Problem details: Restate the data word for word and leave the images out.

══ Supplied records

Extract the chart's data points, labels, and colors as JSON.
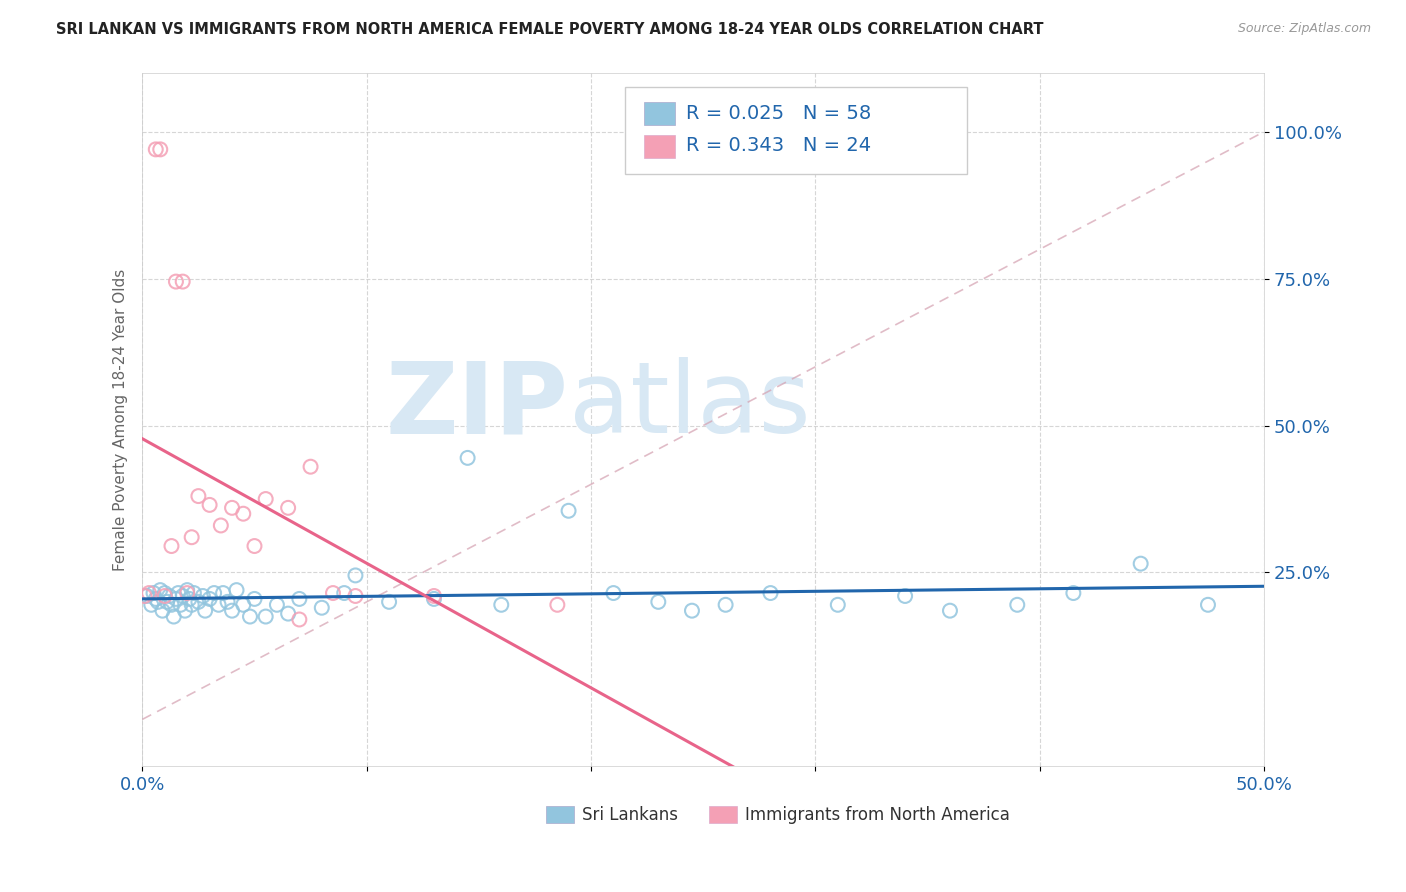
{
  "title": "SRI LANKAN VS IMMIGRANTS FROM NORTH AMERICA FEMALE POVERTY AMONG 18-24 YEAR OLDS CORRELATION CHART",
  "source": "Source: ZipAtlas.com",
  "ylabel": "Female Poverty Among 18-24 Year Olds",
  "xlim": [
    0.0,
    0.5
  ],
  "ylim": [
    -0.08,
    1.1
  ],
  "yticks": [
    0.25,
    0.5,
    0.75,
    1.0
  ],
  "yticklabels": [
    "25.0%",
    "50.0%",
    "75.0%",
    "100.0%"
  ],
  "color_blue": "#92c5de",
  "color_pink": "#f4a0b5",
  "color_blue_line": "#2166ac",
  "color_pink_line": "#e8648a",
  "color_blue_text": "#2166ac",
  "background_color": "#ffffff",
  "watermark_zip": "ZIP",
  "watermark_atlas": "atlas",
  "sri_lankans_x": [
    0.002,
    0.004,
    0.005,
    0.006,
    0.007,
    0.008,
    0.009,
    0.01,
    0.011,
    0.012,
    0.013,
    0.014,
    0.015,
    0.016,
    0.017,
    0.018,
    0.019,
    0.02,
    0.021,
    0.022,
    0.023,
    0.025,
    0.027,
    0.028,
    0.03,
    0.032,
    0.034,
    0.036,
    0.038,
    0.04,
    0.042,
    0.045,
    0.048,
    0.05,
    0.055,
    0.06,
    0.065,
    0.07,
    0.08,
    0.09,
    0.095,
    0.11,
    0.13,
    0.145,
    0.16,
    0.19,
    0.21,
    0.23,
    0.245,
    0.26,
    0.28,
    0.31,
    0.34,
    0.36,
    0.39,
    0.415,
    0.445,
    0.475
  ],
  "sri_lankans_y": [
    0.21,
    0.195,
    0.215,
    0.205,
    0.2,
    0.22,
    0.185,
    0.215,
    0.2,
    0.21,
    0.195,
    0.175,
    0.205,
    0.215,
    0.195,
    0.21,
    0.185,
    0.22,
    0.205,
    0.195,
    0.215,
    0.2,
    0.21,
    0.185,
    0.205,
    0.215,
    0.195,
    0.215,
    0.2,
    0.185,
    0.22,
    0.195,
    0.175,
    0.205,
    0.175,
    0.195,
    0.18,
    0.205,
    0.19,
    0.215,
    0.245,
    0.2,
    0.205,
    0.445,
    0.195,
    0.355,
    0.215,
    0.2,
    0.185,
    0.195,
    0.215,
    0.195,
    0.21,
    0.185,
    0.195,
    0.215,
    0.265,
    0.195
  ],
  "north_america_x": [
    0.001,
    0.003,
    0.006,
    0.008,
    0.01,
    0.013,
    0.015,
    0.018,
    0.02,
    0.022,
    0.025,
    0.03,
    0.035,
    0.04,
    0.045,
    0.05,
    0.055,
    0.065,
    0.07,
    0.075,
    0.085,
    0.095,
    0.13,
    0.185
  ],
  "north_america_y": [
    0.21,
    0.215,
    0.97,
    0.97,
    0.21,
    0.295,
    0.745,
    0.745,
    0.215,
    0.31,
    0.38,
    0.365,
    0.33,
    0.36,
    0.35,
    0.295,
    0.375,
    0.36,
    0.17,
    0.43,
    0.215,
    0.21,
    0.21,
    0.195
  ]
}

════

Task output:
Extract the chart's data points, labels, and colors as JSON.
{
  "title": "SRI LANKAN VS IMMIGRANTS FROM NORTH AMERICA FEMALE POVERTY AMONG 18-24 YEAR OLDS CORRELATION CHART",
  "source": "Source: ZipAtlas.com",
  "ylabel": "Female Poverty Among 18-24 Year Olds",
  "xlim": [
    0.0,
    0.5
  ],
  "ylim": [
    -0.08,
    1.1
  ],
  "yticks": [
    0.25,
    0.5,
    0.75,
    1.0
  ],
  "yticklabels": [
    "25.0%",
    "50.0%",
    "75.0%",
    "100.0%"
  ],
  "color_blue": "#92c5de",
  "color_pink": "#f4a0b5",
  "color_blue_line": "#2166ac",
  "color_pink_line": "#e8648a",
  "color_blue_text": "#2166ac",
  "background_color": "#ffffff",
  "watermark_zip": "ZIP",
  "watermark_atlas": "atlas",
  "sri_lankans_x": [
    0.002,
    0.004,
    0.005,
    0.006,
    0.007,
    0.008,
    0.009,
    0.01,
    0.011,
    0.012,
    0.013,
    0.014,
    0.015,
    0.016,
    0.017,
    0.018,
    0.019,
    0.02,
    0.021,
    0.022,
    0.023,
    0.025,
    0.027,
    0.028,
    0.03,
    0.032,
    0.034,
    0.036,
    0.038,
    0.04,
    0.042,
    0.045,
    0.048,
    0.05,
    0.055,
    0.06,
    0.065,
    0.07,
    0.08,
    0.09,
    0.095,
    0.11,
    0.13,
    0.145,
    0.16,
    0.19,
    0.21,
    0.23,
    0.245,
    0.26,
    0.28,
    0.31,
    0.34,
    0.36,
    0.39,
    0.415,
    0.445,
    0.475
  ],
  "sri_lankans_y": [
    0.21,
    0.195,
    0.215,
    0.205,
    0.2,
    0.22,
    0.185,
    0.215,
    0.2,
    0.21,
    0.195,
    0.175,
    0.205,
    0.215,
    0.195,
    0.21,
    0.185,
    0.22,
    0.205,
    0.195,
    0.215,
    0.2,
    0.21,
    0.185,
    0.205,
    0.215,
    0.195,
    0.215,
    0.2,
    0.185,
    0.22,
    0.195,
    0.175,
    0.205,
    0.175,
    0.195,
    0.18,
    0.205,
    0.19,
    0.215,
    0.245,
    0.2,
    0.205,
    0.445,
    0.195,
    0.355,
    0.215,
    0.2,
    0.185,
    0.195,
    0.215,
    0.195,
    0.21,
    0.185,
    0.195,
    0.215,
    0.265,
    0.195
  ],
  "north_america_x": [
    0.001,
    0.003,
    0.006,
    0.008,
    0.01,
    0.013,
    0.015,
    0.018,
    0.02,
    0.022,
    0.025,
    0.03,
    0.035,
    0.04,
    0.045,
    0.05,
    0.055,
    0.065,
    0.07,
    0.075,
    0.085,
    0.095,
    0.13,
    0.185
  ],
  "north_america_y": [
    0.21,
    0.215,
    0.97,
    0.97,
    0.21,
    0.295,
    0.745,
    0.745,
    0.215,
    0.31,
    0.38,
    0.365,
    0.33,
    0.36,
    0.35,
    0.295,
    0.375,
    0.36,
    0.17,
    0.43,
    0.215,
    0.21,
    0.21,
    0.195
  ]
}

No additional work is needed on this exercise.